• _GOAL OF THE EXERCISE_: Where does the string "data" appear? Copy every line of the entries below that holds it.

• _GIVEN RECORDS_:
•••••
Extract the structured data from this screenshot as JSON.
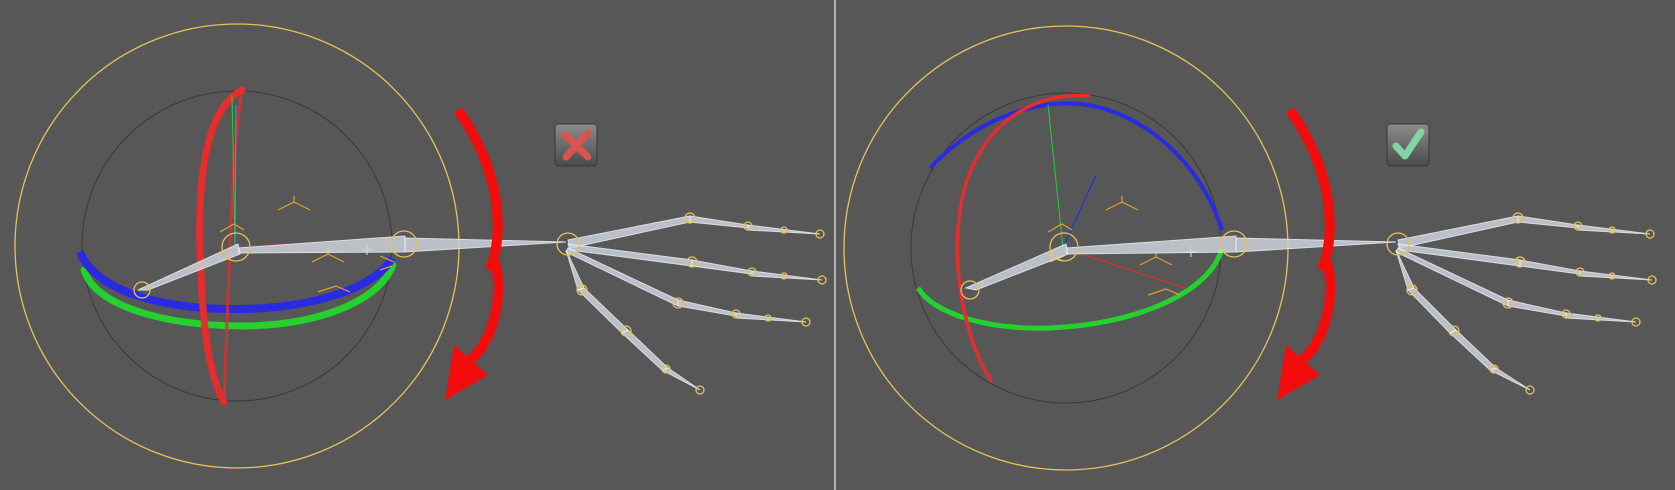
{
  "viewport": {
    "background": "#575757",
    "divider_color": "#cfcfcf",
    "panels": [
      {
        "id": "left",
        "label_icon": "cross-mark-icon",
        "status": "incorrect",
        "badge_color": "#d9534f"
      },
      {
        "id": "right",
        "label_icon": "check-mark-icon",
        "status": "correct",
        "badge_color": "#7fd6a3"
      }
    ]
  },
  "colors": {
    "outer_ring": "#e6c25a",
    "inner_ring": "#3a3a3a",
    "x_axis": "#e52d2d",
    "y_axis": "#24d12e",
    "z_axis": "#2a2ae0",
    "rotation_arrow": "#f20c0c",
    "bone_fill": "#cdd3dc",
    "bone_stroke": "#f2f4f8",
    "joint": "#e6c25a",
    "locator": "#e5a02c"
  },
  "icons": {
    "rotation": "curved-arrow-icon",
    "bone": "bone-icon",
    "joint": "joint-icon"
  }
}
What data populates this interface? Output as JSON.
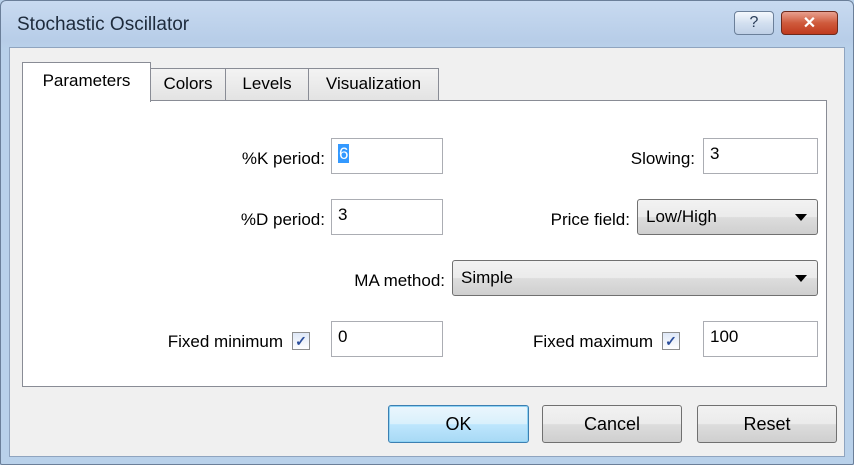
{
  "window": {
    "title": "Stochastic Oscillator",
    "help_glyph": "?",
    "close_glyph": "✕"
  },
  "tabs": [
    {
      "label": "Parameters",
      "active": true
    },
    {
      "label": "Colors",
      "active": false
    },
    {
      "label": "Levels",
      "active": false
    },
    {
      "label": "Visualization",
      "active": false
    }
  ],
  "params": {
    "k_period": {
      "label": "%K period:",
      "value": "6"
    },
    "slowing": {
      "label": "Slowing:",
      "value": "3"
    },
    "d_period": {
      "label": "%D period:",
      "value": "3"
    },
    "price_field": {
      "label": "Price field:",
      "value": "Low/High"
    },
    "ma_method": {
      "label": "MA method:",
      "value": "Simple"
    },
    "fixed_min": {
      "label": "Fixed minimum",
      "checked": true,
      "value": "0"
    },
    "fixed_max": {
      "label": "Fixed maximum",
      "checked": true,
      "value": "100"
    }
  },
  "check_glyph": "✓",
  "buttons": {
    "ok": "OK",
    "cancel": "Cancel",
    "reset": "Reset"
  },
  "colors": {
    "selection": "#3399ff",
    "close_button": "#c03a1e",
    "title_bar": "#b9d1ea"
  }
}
•••••
• _THE OUTPUT_:
Extract the structured data from this screenshot as JSON.
What data populates this interface? Output as JSON.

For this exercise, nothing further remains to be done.